Data tied to figure images »
- - - - - - -

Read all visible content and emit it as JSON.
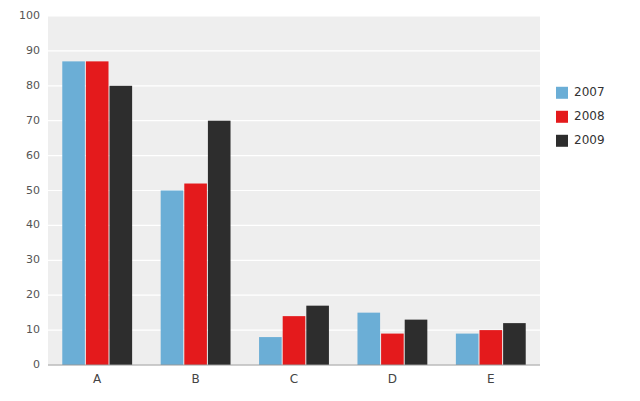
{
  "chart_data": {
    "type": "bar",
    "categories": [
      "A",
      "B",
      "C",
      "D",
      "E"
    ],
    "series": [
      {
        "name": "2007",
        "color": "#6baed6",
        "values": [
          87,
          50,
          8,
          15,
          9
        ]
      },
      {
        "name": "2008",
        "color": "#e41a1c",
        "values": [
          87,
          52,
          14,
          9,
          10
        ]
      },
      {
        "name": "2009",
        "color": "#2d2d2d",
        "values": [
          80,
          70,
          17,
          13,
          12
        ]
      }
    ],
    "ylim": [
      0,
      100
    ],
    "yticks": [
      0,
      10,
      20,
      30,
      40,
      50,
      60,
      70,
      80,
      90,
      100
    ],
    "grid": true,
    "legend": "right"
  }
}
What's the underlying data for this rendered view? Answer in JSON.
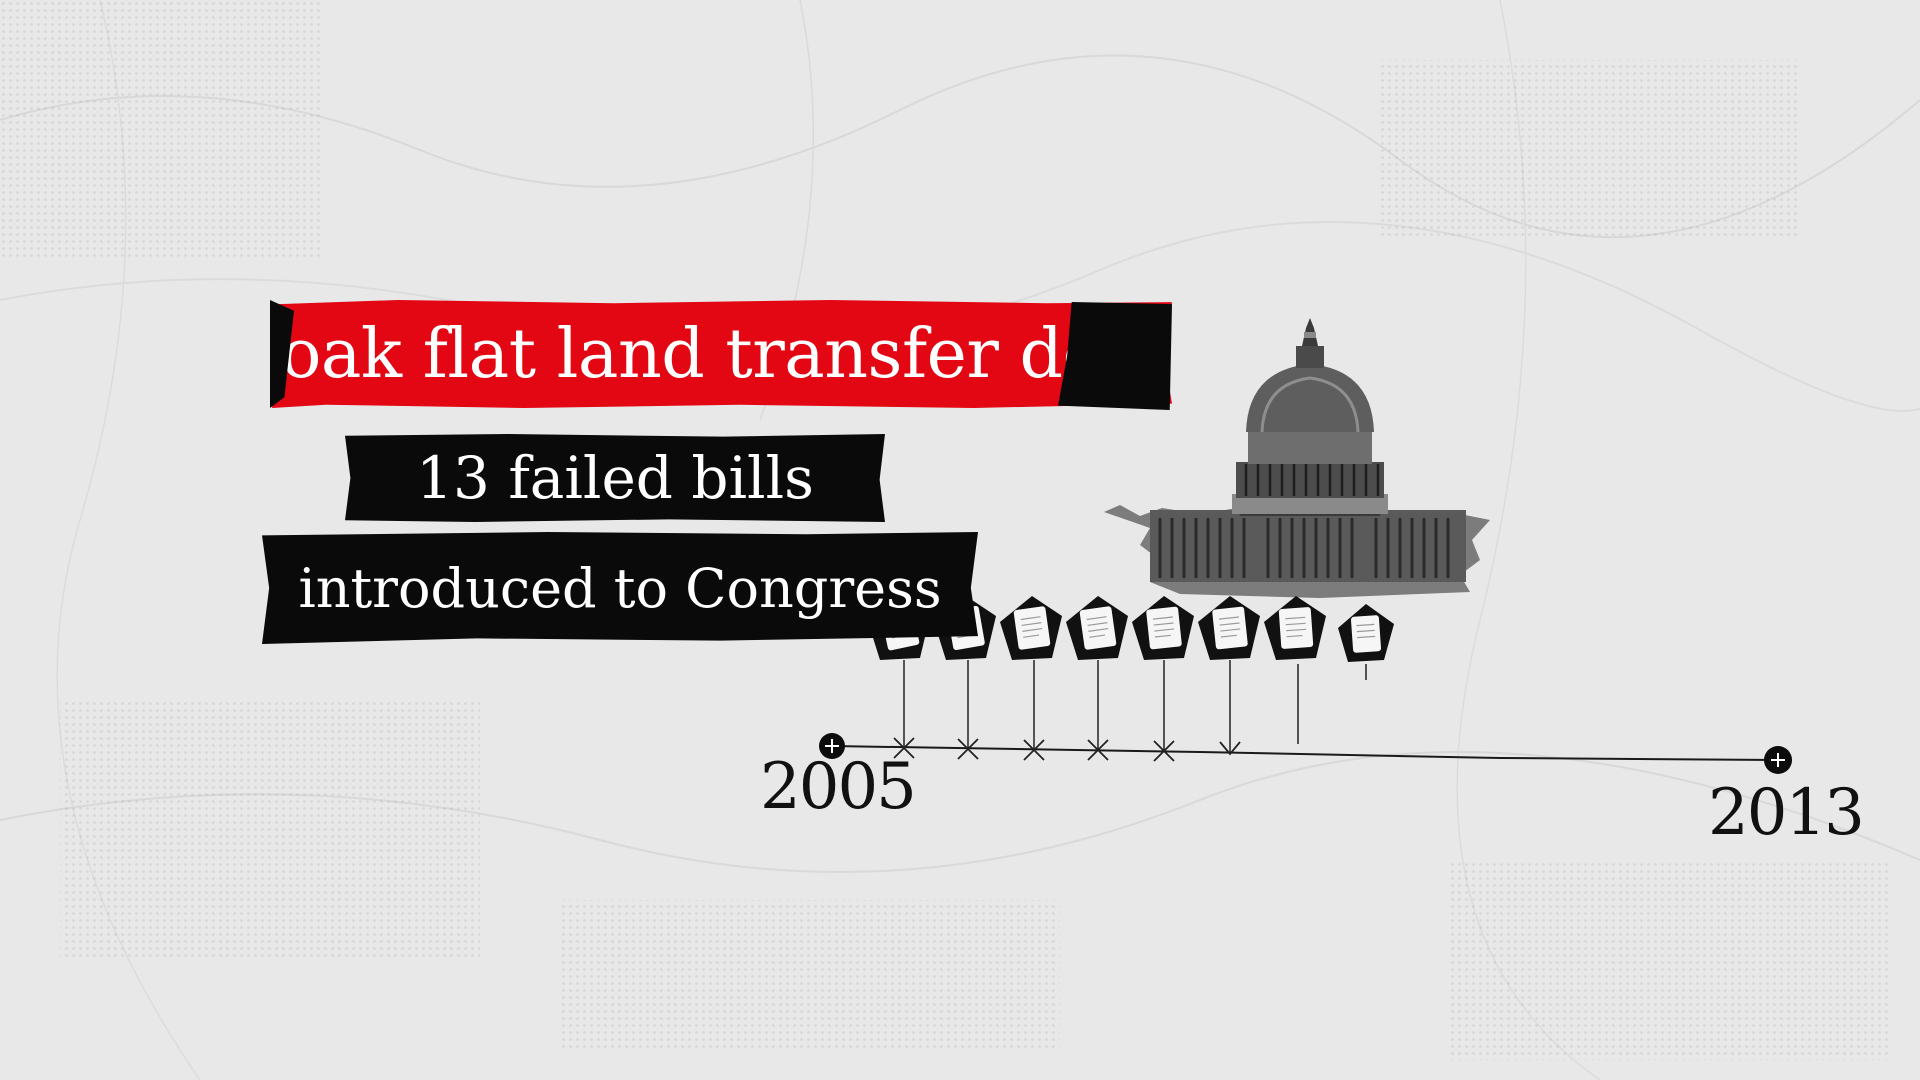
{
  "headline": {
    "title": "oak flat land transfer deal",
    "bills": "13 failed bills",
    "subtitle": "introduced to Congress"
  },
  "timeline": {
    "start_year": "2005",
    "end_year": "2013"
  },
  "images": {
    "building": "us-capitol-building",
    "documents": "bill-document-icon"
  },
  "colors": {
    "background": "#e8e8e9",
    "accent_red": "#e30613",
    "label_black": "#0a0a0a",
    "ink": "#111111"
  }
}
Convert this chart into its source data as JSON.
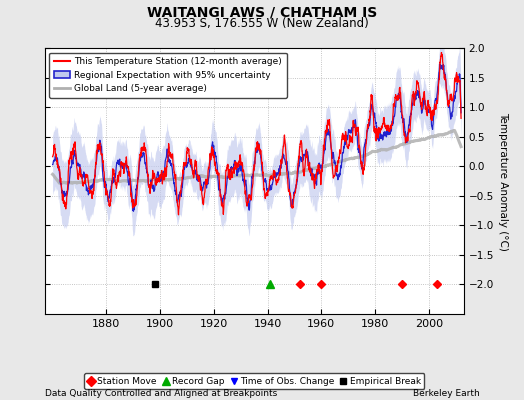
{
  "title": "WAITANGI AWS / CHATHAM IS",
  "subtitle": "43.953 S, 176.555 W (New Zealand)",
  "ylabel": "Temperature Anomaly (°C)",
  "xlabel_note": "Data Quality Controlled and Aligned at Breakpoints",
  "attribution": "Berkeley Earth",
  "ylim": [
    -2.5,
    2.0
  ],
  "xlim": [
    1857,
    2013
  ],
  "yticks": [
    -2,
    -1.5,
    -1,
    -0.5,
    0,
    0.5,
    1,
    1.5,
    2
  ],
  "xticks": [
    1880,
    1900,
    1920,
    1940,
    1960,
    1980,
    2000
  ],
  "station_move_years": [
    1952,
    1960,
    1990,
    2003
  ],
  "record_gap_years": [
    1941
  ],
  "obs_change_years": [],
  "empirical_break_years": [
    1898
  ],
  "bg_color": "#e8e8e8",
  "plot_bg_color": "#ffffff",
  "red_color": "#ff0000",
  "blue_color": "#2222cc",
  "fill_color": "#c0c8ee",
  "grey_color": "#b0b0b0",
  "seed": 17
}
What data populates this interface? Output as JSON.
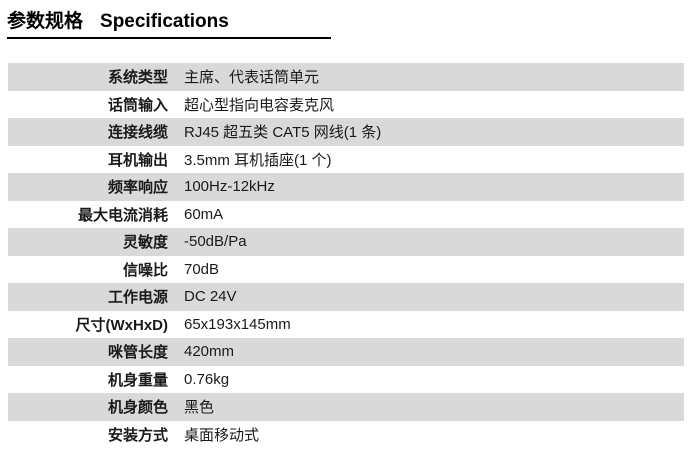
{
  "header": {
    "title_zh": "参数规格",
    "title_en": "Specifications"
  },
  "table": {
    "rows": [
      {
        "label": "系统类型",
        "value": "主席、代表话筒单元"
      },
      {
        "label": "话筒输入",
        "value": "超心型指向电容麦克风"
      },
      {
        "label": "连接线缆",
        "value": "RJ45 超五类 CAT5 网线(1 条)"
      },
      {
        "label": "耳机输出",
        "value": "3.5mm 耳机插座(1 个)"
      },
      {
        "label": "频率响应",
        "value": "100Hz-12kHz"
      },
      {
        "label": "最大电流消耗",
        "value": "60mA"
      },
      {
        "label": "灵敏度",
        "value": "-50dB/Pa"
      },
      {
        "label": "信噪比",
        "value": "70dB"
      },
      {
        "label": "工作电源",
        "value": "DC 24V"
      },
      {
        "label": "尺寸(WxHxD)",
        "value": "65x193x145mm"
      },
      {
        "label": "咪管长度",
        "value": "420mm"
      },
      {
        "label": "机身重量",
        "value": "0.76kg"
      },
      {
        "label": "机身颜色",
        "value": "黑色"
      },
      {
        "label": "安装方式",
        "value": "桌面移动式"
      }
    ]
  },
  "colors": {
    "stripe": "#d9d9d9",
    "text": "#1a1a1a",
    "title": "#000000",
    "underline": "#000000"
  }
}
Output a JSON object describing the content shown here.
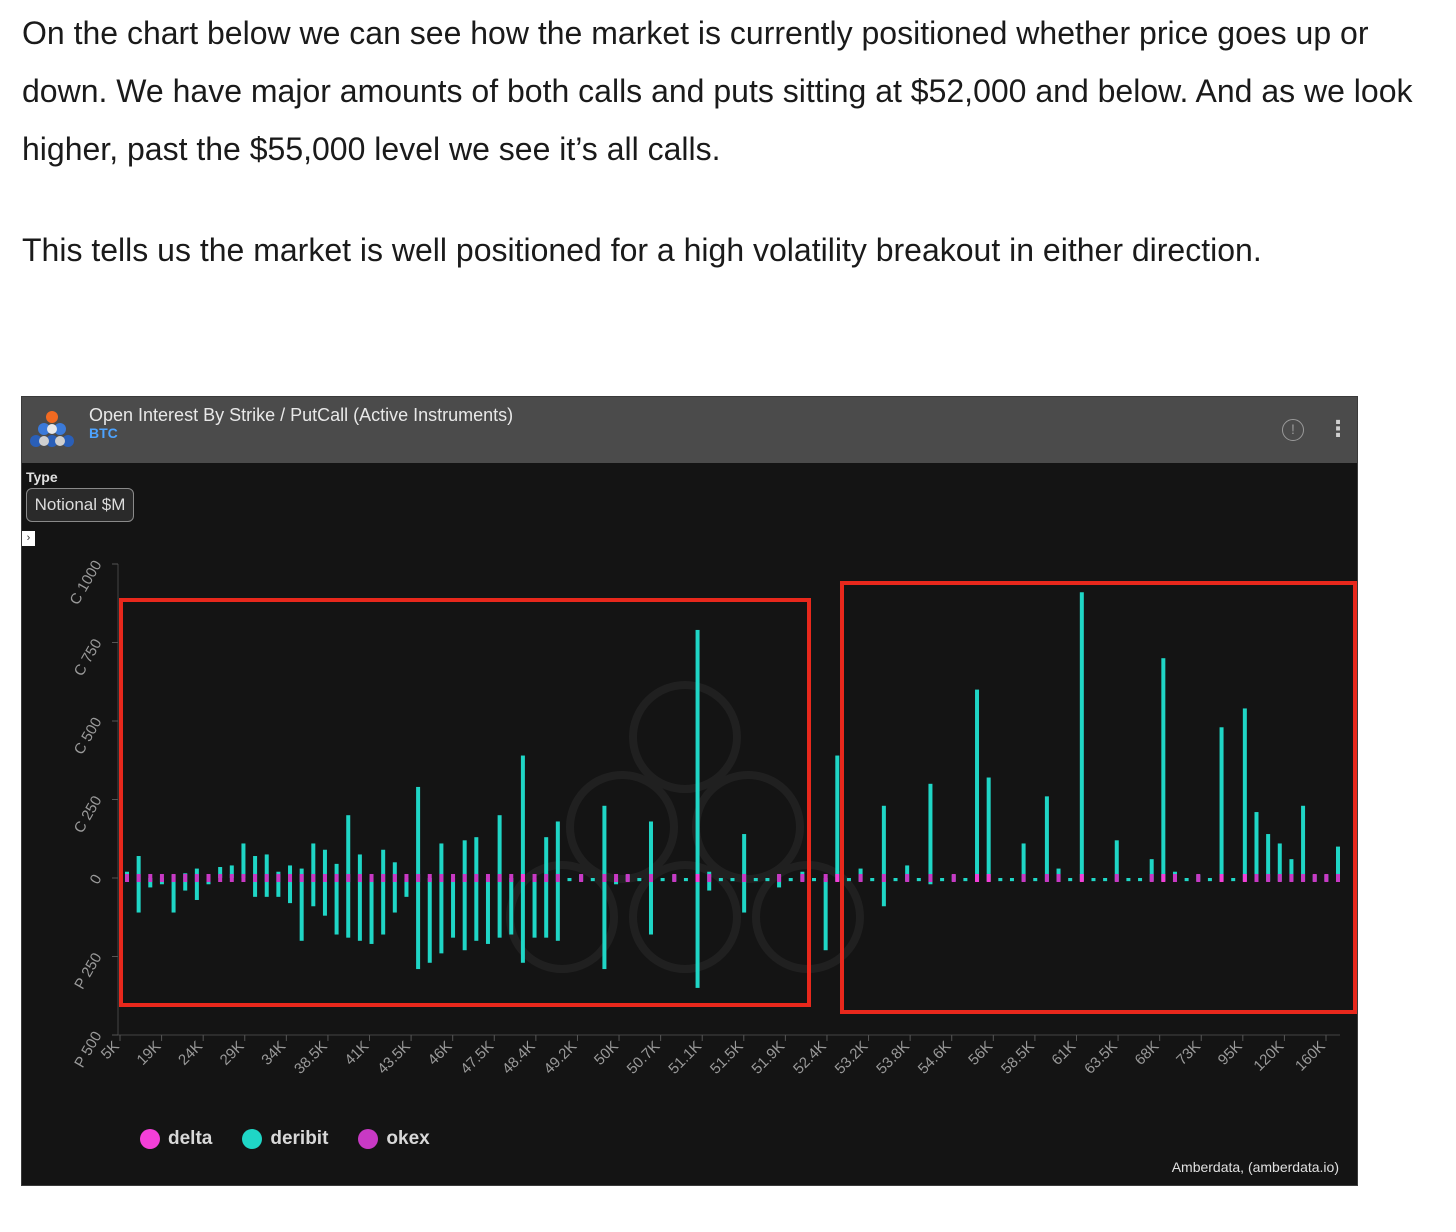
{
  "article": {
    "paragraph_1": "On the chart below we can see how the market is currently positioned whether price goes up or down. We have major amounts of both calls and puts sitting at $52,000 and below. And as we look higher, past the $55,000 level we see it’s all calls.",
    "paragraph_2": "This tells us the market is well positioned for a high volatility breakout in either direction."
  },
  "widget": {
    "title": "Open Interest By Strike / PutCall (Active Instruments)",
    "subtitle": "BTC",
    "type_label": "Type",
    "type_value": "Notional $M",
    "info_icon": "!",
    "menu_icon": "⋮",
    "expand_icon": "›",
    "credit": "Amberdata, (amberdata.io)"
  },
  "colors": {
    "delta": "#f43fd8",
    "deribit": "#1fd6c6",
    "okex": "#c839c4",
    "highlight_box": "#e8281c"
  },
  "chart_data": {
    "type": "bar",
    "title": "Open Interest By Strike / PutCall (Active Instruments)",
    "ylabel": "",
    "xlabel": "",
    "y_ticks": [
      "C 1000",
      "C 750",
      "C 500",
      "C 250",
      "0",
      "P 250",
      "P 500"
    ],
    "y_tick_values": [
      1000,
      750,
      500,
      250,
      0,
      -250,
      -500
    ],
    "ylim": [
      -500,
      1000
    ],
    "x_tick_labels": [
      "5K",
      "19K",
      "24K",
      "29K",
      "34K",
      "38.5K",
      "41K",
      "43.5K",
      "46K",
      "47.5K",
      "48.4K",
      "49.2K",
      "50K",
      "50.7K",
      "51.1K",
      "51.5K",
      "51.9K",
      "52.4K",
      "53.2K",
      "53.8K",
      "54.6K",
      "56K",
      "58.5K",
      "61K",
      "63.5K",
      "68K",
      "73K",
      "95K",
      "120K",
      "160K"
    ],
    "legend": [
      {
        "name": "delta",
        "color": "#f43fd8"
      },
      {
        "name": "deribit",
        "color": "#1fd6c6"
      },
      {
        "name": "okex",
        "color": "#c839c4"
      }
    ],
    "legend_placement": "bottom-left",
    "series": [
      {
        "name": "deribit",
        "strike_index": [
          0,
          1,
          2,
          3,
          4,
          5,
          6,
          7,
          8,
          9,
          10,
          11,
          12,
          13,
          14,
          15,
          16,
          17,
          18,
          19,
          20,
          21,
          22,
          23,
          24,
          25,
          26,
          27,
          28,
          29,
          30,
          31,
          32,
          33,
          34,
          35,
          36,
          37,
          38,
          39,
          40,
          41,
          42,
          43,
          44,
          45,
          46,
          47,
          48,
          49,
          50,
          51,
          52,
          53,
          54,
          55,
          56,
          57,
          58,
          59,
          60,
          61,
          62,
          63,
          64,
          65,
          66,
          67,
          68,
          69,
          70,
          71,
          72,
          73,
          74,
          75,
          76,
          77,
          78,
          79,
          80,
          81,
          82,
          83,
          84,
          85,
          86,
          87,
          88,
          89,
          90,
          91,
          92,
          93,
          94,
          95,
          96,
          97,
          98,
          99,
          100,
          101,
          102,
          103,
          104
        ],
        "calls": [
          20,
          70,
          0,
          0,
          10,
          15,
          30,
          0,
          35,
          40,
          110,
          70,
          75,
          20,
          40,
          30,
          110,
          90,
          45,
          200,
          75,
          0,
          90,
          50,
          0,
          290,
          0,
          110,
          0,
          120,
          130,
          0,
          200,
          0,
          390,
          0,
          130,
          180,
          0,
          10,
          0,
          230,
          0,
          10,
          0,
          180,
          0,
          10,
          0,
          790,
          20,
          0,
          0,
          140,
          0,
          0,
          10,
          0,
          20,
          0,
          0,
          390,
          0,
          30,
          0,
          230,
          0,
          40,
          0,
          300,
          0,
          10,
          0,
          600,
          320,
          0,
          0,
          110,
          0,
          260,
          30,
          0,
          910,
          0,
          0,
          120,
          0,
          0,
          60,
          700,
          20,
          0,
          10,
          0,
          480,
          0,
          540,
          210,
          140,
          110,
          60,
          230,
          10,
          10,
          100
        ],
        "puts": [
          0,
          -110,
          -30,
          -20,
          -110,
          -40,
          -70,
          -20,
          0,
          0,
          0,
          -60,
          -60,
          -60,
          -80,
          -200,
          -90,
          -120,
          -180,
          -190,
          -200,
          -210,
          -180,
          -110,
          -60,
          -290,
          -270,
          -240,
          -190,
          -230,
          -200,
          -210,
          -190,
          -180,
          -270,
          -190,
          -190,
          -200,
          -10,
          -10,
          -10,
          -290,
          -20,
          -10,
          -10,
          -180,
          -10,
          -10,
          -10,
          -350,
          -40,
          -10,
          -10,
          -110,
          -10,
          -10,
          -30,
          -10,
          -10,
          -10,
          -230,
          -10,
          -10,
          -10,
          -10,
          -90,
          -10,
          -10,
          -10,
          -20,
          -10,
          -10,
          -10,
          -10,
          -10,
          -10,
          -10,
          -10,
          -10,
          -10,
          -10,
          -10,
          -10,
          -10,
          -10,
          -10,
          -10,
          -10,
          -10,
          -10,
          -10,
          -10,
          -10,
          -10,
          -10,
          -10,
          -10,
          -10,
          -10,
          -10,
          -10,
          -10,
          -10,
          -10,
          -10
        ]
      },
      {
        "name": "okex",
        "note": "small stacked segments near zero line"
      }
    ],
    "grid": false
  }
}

- - - - - - -

WORK TO DO » Copy out every line of the listing that contains the string "market".

COMPLETE OUTPUT »
    "paragraph_1": "On the chart below we can see how the market is currently positioned whether price goes up or down. We have major amounts of both calls and puts sitting at $52,000 and below. And as we look higher, past the $55,000 level we see it’s all calls.",
    "paragraph_2": "This tells us the market is well positioned for a high volatility breakout in either direction."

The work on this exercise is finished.